Beth Rose Middleton Manning recalls being elated watching the Eklutna River in Alaska flowing freely after a dam was removed. The University of California, Davis, Native American studies professor had a similar feeling upon learning she received a 2022 Andrew Carnegie Fellowship for her research on dam removal and land restoration.
She is one of 28 scholars, journalists and authors awarded the fellowship, which carries a $200,000 stipend. The Carnegie Corporation of New York announced the fellowships today (April 26).
“It was a huge surprise that will allow me to expand to more rivers and more dams,” Middleton Manning said. “I’m incredibly grateful and excited to expand the scope.”
Her work in this field will lead to a book, provisionally entitled Healing Rivers, Communities and Homelands: Indigenous Leadership in 21st-Century Dam Removal and River Restoration in North America. Last year, Middleton Manning received $230,000 from the Resources Legacy Fund for the project.
“Professor Middleton Manning’s work building the field of tribal conservation studies, in close collaboration with Native American communities, has made a difference in the lives of Indigenous peoples across the nation,” UC Davis Chancellor Gary S. May said upon learning of the honor.
Dams change ecology
Starting in the 19th century, rivers across the country were dammed to provide water (and later hydroelectric power) to settlers and growing cities. The dams were largely built without the consent of tribal people who had long depended on the rivers, and the construction was sometimes used to facilitate removal of Native peoples, according to Middleton Manning.
She will interview parties involved in dam removal — tribes, governmental agencies, environmental organizations and others — and examine the past, present and future of at least six dammed rivers in the United States and Canada. The project envisions moving away from dams as a tool of removal, to dam removal as a way to sustain people and communities, she said.
When a river is dammed, “the whole ecology is changed,” she said. “I’m interested in shifting the focus of these rivers from being a source of energy to sustainers of life. This is also a story of justice. It involves thinking through historic harms, from flooding tribal lands to taking away fisheries and how they continue into the present. This project works at many different registers and is very interdisciplinary.”
Healing Rivers, Communities and Homelands will be a follow-up to Middleton Manning’s Upstream: Trust Lands and Power on the Feather River (2018), which examined the dam system in the Feather River Canyon northeast of Chico, California. There she found a “legacy of disregard for Native American lifeways, homelands and survival.”
She has also been a leader in researching and teaching about Native American burning practices as a way to mitigate wildfires. She is overseeing and mentoring a postdoctoral fellow studying Indigenous fire practices.
Middleton Manning, who earned a bachelor’s degree in nature and culture studies from UC Davis, is also developing curriculum on land returns to tribes as part of a multicampus research initiative involving faculty at UCLA, UC Riverside, UC San Diego and UC Berkeley. The curriculum project will result in multimedia modules for UC courses that can be offered widely online.
Carnegie Fellows Program
The 2022 proposals submitted to the Carnegie Fellows Program focused on U.S. democracy, the environment, polarization and inequality, technological and cultural evolution, and international relations, among other subjects. About 300 nominations were submitted for the fellowship.
Started in 2015, the Andrew Carnegie Fellows Program is a continuation of the mission of Carnegie Corporation of New York, as founded by Andrew Carnegie in 1911, to promote the advancement and diffusion of knowledge and understanding.
Middleton Manning is the second UC Davis College of Letters and Science professor to receive a Carnegie Fellowship in recent years. History professor Andrés Reséndez received a fellowship in 2020.

DATA SECTION:
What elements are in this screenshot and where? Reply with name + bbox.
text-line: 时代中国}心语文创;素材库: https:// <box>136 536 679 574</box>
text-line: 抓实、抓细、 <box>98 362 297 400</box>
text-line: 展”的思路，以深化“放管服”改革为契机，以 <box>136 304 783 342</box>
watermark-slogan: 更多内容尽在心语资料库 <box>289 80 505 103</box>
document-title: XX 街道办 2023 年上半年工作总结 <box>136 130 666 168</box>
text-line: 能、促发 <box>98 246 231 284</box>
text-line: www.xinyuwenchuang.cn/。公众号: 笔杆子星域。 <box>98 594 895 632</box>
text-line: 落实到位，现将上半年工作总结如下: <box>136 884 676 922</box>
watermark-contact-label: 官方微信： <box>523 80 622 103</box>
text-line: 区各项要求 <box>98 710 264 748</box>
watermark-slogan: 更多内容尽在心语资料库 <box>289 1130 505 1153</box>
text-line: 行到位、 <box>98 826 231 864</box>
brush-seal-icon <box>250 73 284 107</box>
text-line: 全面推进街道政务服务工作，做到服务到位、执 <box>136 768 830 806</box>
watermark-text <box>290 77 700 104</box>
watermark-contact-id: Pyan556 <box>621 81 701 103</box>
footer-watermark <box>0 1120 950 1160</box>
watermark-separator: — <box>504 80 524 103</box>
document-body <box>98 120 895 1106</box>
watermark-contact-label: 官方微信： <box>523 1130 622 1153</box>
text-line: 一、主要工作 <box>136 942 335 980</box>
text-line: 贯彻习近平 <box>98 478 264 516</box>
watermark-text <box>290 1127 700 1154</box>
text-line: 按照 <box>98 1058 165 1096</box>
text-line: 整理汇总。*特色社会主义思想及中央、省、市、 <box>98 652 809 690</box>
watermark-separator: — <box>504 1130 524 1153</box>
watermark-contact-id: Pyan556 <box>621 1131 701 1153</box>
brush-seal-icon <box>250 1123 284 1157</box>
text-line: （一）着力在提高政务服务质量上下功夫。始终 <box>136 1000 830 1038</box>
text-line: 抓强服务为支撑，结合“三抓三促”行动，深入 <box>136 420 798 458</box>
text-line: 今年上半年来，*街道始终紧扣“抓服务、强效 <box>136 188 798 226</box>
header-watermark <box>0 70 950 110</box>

WHAT THE TASK ASKS:
Copy, word for word, the part of the dam removal article that opens with the words containing "Beth Rose Middleton" and closes with "today (April 26).".

ANSWER TO THIS TASK:
Beth Rose Middleton Manning recalls being elated watching the Eklutna River in Alaska flowing freely after a dam was removed. The University of California, Davis, Native American studies professor had a similar feeling upon learning she received a 2022 Andrew Carnegie Fellowship for her research on dam removal and land restoration.
She is one of 28 scholars, journalists and authors awarded the fellowship, which carries a $200,000 stipend. The Carnegie Corporation of New York announced the fellowships today (April 26).